◆ Aim ◆
Search the listing below for the string "ffffff" and copy every line where it occurs.

Items listed in a dataset
^^^^
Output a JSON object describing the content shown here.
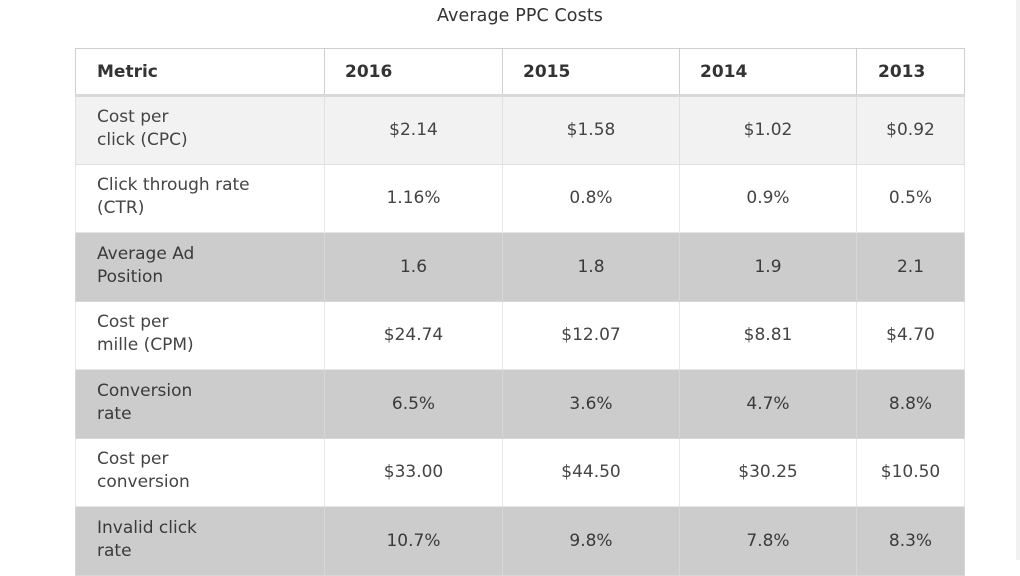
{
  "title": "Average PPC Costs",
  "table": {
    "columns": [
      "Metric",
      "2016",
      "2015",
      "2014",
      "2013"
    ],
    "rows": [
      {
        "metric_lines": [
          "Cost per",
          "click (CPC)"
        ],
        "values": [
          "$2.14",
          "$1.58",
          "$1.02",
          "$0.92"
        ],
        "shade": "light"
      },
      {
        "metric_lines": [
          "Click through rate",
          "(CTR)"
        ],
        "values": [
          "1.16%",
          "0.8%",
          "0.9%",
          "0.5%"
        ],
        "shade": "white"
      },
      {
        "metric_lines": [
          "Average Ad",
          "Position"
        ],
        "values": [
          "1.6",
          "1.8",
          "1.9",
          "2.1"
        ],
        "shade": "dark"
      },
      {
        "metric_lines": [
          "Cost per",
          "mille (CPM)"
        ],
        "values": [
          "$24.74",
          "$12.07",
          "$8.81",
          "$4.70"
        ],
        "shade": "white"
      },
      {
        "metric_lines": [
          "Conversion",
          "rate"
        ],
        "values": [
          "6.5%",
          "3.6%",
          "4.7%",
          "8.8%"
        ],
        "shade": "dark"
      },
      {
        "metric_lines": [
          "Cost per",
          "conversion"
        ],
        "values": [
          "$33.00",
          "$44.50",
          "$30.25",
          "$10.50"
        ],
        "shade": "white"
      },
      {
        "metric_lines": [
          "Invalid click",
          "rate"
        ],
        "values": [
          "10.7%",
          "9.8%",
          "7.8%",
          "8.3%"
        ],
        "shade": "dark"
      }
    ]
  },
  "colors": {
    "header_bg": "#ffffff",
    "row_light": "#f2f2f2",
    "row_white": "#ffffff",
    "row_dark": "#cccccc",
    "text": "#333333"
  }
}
^^^^
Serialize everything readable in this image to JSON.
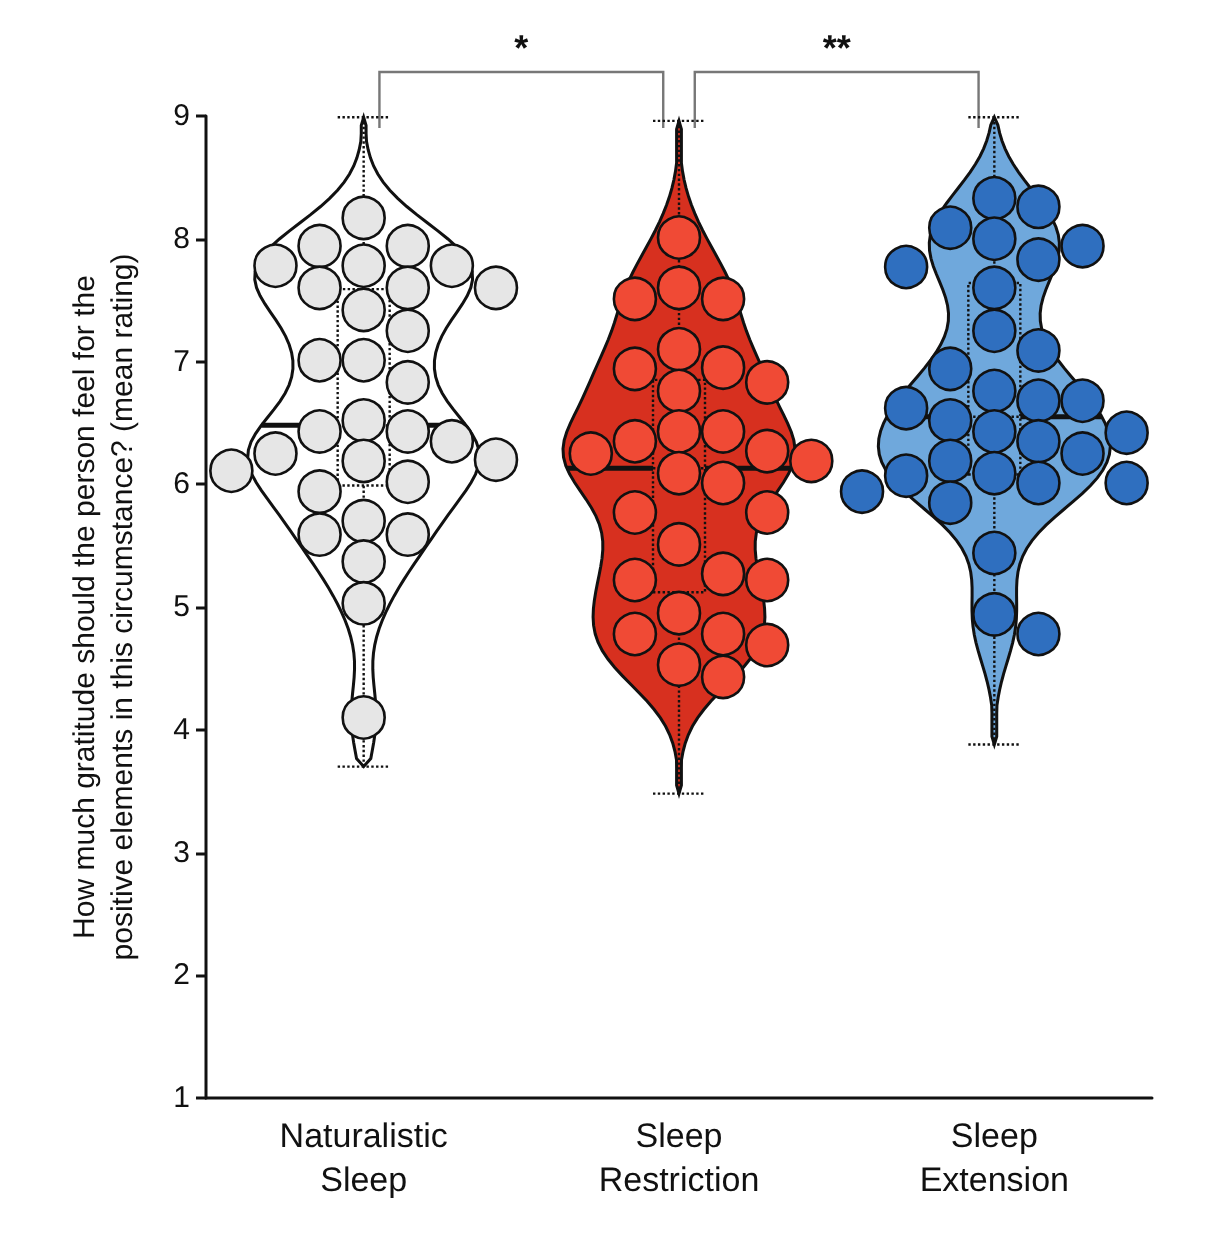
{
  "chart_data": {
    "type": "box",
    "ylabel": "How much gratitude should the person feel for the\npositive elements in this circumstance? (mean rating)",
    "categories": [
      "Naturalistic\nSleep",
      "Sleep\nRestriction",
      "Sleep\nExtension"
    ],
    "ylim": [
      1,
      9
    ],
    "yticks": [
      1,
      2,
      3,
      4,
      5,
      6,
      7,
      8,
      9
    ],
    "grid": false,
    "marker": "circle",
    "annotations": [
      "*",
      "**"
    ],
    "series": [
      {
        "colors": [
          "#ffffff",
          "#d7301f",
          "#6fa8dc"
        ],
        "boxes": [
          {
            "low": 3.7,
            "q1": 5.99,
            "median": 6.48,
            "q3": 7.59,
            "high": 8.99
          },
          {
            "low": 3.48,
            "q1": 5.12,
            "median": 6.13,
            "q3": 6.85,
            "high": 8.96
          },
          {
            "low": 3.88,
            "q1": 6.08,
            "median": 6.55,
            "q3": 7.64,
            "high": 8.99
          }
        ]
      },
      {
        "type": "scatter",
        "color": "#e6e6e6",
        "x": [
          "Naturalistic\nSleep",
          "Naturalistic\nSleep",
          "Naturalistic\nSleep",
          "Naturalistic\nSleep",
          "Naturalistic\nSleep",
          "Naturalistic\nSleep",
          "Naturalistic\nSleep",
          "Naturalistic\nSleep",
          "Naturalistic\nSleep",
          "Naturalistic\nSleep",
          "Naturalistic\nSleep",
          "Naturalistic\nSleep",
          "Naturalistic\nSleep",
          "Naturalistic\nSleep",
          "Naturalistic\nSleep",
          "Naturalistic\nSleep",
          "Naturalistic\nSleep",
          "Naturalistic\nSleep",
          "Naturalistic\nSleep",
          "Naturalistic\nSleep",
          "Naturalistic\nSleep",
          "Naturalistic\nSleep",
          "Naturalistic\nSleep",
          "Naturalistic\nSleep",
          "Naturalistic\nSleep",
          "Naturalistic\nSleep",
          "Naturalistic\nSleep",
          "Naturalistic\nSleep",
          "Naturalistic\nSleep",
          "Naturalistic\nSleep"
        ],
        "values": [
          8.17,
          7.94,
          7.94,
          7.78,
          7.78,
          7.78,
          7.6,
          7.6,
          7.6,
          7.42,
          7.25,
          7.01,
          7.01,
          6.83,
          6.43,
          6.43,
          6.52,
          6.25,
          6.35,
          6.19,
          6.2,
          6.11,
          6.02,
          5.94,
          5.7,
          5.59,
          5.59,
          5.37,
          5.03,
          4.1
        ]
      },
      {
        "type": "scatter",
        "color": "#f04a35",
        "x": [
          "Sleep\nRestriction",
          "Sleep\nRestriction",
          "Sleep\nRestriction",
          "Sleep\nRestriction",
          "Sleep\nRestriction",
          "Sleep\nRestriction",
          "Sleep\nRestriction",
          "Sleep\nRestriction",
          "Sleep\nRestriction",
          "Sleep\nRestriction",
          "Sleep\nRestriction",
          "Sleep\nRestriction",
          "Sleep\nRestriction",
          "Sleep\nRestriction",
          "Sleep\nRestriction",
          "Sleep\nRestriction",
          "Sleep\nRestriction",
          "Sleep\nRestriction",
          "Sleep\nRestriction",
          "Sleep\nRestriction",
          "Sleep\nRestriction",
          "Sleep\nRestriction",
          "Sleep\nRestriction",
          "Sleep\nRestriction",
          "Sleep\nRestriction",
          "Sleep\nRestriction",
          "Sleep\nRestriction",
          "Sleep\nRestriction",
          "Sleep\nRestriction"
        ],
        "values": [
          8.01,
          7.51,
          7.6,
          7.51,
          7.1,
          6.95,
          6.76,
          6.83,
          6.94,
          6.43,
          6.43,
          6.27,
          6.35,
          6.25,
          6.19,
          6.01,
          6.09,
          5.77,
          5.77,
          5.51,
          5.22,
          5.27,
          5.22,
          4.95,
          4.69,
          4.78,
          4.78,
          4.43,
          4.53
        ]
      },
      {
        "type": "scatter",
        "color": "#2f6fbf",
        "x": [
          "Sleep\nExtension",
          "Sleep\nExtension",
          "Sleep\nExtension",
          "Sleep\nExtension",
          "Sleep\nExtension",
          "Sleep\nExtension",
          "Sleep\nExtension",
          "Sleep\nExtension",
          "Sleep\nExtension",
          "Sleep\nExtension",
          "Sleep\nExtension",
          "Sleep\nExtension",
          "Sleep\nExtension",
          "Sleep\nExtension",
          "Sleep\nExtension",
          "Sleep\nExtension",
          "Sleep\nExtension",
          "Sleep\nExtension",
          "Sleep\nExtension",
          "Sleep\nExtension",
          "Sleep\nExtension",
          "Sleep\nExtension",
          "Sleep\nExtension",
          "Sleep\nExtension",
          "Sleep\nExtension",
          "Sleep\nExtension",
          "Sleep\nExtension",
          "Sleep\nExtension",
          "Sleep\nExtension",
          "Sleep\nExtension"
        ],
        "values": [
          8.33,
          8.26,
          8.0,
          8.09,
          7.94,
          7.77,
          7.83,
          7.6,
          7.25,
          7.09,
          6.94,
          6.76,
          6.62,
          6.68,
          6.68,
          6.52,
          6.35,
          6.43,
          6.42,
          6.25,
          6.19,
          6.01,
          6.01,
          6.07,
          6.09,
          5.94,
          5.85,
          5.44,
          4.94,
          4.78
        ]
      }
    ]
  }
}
^^^^
◆ Solved exercise ◆
    "header_bg": "#ffffff",
    "row_white": "#ffffff",
          "#ffffff",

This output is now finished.